**Given text:**
OriginalHighRes takes ~25% more time than Original, and only shows good results after at least 1.5x more iterations than Original. So Original is the most efficient considering processing time.

image_shape

Summary:

Increase IMAGE_SHAPE in model.py if GPU RAM > 12 GB. Available in next PR. OriginalHighRes: from (128, 128) to (256, 256)

Sources:

@andenixa:

Tensor/Model resolution matters - the more the better. If you have 12+GB of video RAM try setting the model to 256x256. ENCODER_DIM is the size of the encoder's Deep interconnected ANN. The bigger the number the more clarity you get.

@kellurian:

I tried to increase the image shape, but got this error: [...] ValueError: Error when checking input: expected input_4 to have shape (256, 256, 3) but got array with shape (128, 128, 3)

@andenixa:

Noted, thanks. Shall fix in the following PR.

Conversion

-mask-type

Summary:

facehullandrect (default) or facehull are favored. rect would cover bigger face area.

Sources:

@kellurian:

don't often see much difference in the types of masks...so I usually do just rect or facehullandrect.

@Kirin-kun:

The defaults (masked converter and facehullandrect) are enough.

@andenixa:

for converter you need face-hull masked, without seamless option. Smooth must be about 80% of erosion modifier which should be about 10-15% of the face size. Mask type w/o face-hull isn't too bad if you doing a FaceSwap against a green screen. It changes a bigger portion of the face and has much bigger potential for the variety of faces you can use.

-mh,--match-histogram

@andenixa:

Histogram matching is a common problem. Try finding target samples with similar exposure settings and lighting environment as your source images. Don't mix too much shots with diverse lighting conditions.

@Kirin-kun:

Histogram matching is meh... it messes up the colors more often than not.

@agilebean:

I might be the only one who had clear improvement with histogram matching even with different exposure settings, don't understand why.

-sh,--sharpen

@andenixa:

No sharpening option or your video is going to have totally artificial look.

Questions:

@andenixa: When you say (on converter options)

Smooth must be about 80% of erosion modifier which should be about 10-15% of the face size”

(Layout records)
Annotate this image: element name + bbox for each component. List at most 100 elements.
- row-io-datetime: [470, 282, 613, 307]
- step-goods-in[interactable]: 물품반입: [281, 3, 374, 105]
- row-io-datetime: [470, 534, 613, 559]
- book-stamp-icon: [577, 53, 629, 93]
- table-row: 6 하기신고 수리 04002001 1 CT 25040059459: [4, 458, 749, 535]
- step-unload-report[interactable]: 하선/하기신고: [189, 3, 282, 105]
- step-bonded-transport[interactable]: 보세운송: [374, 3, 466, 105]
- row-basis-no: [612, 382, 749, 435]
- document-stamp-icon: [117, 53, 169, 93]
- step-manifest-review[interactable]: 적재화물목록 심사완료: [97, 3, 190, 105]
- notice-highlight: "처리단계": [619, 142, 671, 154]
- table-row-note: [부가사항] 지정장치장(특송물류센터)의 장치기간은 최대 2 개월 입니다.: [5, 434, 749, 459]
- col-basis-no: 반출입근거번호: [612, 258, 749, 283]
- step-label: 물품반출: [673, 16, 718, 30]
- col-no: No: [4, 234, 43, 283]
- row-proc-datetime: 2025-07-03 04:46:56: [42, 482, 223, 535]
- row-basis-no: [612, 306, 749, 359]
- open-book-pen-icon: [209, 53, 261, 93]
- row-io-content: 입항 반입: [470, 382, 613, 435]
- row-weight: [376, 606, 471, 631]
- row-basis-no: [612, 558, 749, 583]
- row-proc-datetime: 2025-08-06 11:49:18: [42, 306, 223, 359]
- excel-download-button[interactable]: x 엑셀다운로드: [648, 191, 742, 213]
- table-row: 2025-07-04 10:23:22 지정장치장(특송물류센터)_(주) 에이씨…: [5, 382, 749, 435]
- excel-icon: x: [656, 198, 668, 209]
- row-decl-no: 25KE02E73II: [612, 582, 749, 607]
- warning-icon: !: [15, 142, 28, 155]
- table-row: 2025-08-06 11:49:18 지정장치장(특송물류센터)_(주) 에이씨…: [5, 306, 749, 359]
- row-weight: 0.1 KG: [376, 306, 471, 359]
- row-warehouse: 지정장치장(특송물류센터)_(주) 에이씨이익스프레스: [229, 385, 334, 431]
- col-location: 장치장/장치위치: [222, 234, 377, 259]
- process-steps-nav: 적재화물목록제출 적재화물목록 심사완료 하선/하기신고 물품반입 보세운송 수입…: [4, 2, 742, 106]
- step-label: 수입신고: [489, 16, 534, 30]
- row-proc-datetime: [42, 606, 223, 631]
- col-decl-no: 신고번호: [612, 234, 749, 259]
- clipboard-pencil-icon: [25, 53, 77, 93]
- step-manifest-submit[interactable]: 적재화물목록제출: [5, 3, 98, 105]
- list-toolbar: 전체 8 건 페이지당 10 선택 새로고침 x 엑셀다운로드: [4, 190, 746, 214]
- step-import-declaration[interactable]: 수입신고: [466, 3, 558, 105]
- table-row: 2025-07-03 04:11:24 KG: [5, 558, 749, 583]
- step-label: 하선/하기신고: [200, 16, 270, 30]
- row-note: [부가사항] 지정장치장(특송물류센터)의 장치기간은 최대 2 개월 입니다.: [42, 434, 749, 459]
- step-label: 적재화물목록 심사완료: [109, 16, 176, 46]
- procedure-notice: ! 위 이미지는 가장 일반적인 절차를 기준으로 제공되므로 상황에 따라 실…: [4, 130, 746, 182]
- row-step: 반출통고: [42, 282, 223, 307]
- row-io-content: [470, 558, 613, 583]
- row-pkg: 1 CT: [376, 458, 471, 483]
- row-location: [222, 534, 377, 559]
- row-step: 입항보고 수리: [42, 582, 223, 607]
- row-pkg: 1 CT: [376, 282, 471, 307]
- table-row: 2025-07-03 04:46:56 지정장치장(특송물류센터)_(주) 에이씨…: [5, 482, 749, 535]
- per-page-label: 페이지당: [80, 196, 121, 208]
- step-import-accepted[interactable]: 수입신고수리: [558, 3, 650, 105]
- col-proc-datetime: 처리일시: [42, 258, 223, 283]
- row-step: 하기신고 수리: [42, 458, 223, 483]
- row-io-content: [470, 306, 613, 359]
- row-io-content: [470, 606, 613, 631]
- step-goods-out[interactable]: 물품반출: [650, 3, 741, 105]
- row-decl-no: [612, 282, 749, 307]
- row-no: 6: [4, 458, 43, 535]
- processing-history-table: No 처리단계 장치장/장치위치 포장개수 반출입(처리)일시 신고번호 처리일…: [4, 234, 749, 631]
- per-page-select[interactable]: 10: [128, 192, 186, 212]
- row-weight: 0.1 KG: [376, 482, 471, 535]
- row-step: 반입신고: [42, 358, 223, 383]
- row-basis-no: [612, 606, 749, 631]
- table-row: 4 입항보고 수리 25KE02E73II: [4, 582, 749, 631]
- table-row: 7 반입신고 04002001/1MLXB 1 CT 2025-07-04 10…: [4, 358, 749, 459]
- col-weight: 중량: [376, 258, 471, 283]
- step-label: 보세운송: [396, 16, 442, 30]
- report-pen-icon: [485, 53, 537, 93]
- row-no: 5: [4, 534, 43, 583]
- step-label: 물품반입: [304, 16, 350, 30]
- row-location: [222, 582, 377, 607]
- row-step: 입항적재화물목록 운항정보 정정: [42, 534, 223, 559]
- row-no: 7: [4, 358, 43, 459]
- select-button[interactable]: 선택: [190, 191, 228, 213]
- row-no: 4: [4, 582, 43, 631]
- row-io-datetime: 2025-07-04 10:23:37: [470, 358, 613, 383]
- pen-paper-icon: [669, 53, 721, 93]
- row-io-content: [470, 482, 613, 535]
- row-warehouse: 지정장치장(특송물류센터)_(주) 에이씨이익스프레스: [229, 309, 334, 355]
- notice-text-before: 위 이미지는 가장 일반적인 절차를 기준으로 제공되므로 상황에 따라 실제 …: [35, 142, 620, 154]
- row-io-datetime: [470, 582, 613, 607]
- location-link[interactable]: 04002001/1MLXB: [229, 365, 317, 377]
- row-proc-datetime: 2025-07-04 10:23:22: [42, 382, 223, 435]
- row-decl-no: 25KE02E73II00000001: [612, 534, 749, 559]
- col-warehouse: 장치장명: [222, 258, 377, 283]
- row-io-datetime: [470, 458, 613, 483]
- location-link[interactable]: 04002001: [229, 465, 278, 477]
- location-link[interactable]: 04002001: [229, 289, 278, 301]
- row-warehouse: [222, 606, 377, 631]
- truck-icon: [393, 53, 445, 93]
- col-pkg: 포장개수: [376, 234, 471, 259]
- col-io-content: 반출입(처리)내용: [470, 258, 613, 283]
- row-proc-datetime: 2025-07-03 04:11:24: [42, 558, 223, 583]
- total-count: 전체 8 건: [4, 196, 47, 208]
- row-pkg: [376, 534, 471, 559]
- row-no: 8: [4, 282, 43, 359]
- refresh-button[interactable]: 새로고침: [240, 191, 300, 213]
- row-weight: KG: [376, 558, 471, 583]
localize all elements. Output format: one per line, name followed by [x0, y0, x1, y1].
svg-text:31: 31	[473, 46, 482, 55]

**Problems and tasks:**
1: Answer these from the settings notes:
(a) How much more processing time does OriginalHighRes take than Original?
(b) How much video RAM does @andenixa say you should have before trying a 256x256 model?
(c) Which mask types does the conversion summary name as favored?
2: List every forum user handle that appears in the settings notes.
3: Extend the settings notes, picking up right after their final line.
You will not need the layout records for any of this work.

**Outputs by task:**
1:
(a) About 25% more.
(b) 12 GB or more.
(c) facehullandrect (the default) or facehull.

2: @andenixa, @kellurian, @Kirin-kun, @agilebean

3:
how do you specify smooth with 80% of erosion? convert only offers a -sm, —smooth-mask option without any argument.

@andenixa How would you increase the image shape in Original? Original defines the image shape as IMAGE_SHAPE = (64, 64, 3). So analog to changing IMAGE_SHAPE in OriginalHighRes from (128, 128) to (256, 256), would you change IMAGE_SHAPE in Original from (64, 64, 3) to (128, 128, 3)?

@Kirin-kun @andenixa @torzdf: How do you determine the optimal batch size? Processing time increases exponentially with batch size, so that would favor small batch sizes of 1-8. However, the loss values hardly decrease with these small batch sizes. But which are the best values?

andenixa commented 6 years ago

@agilebean Its a rather long summary, perhaps you should compose some kind of WIKI page.

Sharp

Just leave the option undefined

How would you increase the image shape in Original?

You can't without some major code tweaking.

How do you determine the optimal batch size?

The bigger the better. With batch smaller than 8 it takes about 3x more epochs to train the same features and with batch smaller than 16 some features would never be learned by your model.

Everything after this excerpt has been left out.